◆ Material for this task

-*-*-

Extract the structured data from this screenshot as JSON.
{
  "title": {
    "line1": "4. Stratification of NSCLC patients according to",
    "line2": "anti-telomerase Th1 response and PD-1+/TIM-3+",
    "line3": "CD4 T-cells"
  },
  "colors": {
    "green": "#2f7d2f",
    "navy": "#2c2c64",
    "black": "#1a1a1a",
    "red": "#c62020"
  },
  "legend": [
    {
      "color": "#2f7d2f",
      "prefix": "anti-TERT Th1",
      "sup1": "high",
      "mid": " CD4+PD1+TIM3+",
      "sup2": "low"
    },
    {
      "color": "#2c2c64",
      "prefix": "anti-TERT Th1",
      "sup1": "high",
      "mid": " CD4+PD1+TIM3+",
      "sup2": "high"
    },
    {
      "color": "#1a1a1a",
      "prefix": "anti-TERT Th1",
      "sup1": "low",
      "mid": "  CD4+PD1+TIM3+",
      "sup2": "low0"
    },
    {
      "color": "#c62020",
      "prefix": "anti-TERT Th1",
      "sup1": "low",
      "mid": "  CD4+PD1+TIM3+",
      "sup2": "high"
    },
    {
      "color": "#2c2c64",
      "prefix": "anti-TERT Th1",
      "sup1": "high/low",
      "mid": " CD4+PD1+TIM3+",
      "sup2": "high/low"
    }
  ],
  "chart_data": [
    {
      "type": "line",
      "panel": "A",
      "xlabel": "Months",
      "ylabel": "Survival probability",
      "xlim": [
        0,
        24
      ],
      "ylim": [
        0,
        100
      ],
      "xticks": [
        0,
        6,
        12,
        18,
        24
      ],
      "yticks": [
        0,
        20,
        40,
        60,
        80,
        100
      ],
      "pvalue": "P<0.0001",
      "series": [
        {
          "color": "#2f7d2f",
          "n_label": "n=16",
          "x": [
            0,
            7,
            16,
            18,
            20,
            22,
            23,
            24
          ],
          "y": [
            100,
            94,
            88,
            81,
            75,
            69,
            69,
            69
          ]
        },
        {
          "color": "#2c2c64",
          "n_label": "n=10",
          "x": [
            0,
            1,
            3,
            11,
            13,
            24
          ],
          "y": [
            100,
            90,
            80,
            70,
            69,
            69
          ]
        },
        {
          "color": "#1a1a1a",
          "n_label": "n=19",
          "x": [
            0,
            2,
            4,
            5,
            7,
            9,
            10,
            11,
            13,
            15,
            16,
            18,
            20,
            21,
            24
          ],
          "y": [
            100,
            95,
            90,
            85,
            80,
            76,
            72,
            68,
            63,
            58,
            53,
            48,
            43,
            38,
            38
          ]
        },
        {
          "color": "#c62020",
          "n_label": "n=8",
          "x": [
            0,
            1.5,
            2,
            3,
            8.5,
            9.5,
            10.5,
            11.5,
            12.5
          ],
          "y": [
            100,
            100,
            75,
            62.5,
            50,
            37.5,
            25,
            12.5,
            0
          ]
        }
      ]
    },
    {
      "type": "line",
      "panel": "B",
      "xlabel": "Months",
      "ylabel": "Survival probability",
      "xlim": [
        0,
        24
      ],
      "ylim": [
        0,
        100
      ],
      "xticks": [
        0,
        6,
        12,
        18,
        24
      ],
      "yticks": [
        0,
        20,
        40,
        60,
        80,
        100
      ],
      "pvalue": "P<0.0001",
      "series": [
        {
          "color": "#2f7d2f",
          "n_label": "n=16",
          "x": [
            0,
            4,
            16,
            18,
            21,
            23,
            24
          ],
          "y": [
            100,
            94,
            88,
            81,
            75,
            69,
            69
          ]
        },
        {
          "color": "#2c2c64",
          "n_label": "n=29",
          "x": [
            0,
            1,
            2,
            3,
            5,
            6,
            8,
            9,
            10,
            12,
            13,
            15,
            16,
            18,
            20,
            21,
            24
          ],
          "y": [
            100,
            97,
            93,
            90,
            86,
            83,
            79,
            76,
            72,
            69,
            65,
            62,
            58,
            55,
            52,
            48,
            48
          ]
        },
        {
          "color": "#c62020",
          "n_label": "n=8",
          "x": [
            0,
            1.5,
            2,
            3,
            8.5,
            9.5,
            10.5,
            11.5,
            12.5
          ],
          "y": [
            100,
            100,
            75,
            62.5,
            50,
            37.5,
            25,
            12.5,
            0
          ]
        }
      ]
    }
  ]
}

-*-*-

◆ What is being asked
Go through the records and set every one down exactly.

◆ Solution for this task
Extract the structured data from this screenshot as JSON.
{
  "title": {
    "line1": "4. Stratification of NSCLC patients according to",
    "line2": "anti-telomerase Th1 response and PD-1+/TIM-3+",
    "line3": "CD4 T-cells"
  },
  "colors": {
    "green": "#2f7d2f",
    "navy": "#2c2c64",
    "black": "#1a1a1a",
    "red": "#c62020"
  },
  "legend": [
    {
      "color": "#2f7d2f",
      "prefix": "anti-TERT Th1",
      "sup1": "high",
      "mid": " CD4+PD1+TIM3+",
      "sup2": "low"
    },
    {
      "color": "#2c2c64",
      "prefix": "anti-TERT Th1",
      "sup1": "high",
      "mid": " CD4+PD1+TIM3+",
      "sup2": "high"
    },
    {
      "color": "#1a1a1a",
      "prefix": "anti-TERT Th1",
      "sup1": "low",
      "mid": "  CD4+PD1+TIM3+",
      "sup2": "low0"
    },
    {
      "color": "#c62020",
      "prefix": "anti-TERT Th1",
      "sup1": "low",
      "mid": "  CD4+PD1+TIM3+",
      "sup2": "high"
    },
    {
      "color": "#2c2c64",
      "prefix": "anti-TERT Th1",
      "sup1": "high/low",
      "mid": " CD4+PD1+TIM3+",
      "sup2": "high/low"
    }
  ],
  "chart_data": [
    {
      "type": "line",
      "panel": "A",
      "xlabel": "Months",
      "ylabel": "Survival probability",
      "xlim": [
        0,
        24
      ],
      "ylim": [
        0,
        100
      ],
      "xticks": [
        0,
        6,
        12,
        18,
        24
      ],
      "yticks": [
        0,
        20,
        40,
        60,
        80,
        100
      ],
      "pvalue": "P<0.0001",
      "series": [
        {
          "color": "#2f7d2f",
          "n_label": "n=16",
          "x": [
            0,
            7,
            16,
            18,
            20,
            22,
            23,
            24
          ],
          "y": [
            100,
            94,
            88,
            81,
            75,
            69,
            69,
            69
          ]
        },
        {
          "color": "#2c2c64",
          "n_label": "n=10",
          "x": [
            0,
            1,
            3,
            11,
            13,
            24
          ],
          "y": [
            100,
            90,
            80,
            70,
            69,
            69
          ]
        },
        {
          "color": "#1a1a1a",
          "n_label": "n=19",
          "x": [
            0,
            2,
            4,
            5,
            7,
            9,
            10,
            11,
            13,
            15,
            16,
            18,
            20,
            21,
            24
          ],
          "y": [
            100,
            95,
            90,
            85,
            80,
            76,
            72,
            68,
            63,
            58,
            53,
            48,
            43,
            38,
            38
          ]
        },
        {
          "color": "#c62020",
          "n_label": "n=8",
          "x": [
            0,
            1.5,
            2,
            3,
            8.5,
            9.5,
            10.5,
            11.5,
            12.5
          ],
          "y": [
            100,
            100,
            75,
            62.5,
            50,
            37.5,
            25,
            12.5,
            0
          ]
        }
      ]
    },
    {
      "type": "line",
      "panel": "B",
      "xlabel": "Months",
      "ylabel": "Survival probability",
      "xlim": [
        0,
        24
      ],
      "ylim": [
        0,
        100
      ],
      "xticks": [
        0,
        6,
        12,
        18,
        24
      ],
      "yticks": [
        0,
        20,
        40,
        60,
        80,
        100
      ],
      "pvalue": "P<0.0001",
      "series": [
        {
          "color": "#2f7d2f",
          "n_label": "n=16",
          "x": [
            0,
            4,
            16,
            18,
            21,
            23,
            24
          ],
          "y": [
            100,
            94,
            88,
            81,
            75,
            69,
            69
          ]
        },
        {
          "color": "#2c2c64",
          "n_label": "n=29",
          "x": [
            0,
            1,
            2,
            3,
            5,
            6,
            8,
            9,
            10,
            12,
            13,
            15,
            16,
            18,
            20,
            21,
            24
          ],
          "y": [
            100,
            97,
            93,
            90,
            86,
            83,
            79,
            76,
            72,
            69,
            65,
            62,
            58,
            55,
            52,
            48,
            48
          ]
        },
        {
          "color": "#c62020",
          "n_label": "n=8",
          "x": [
            0,
            1.5,
            2,
            3,
            8.5,
            9.5,
            10.5,
            11.5,
            12.5
          ],
          "y": [
            100,
            100,
            75,
            62.5,
            50,
            37.5,
            25,
            12.5,
            0
          ]
        }
      ]
    }
  ]
}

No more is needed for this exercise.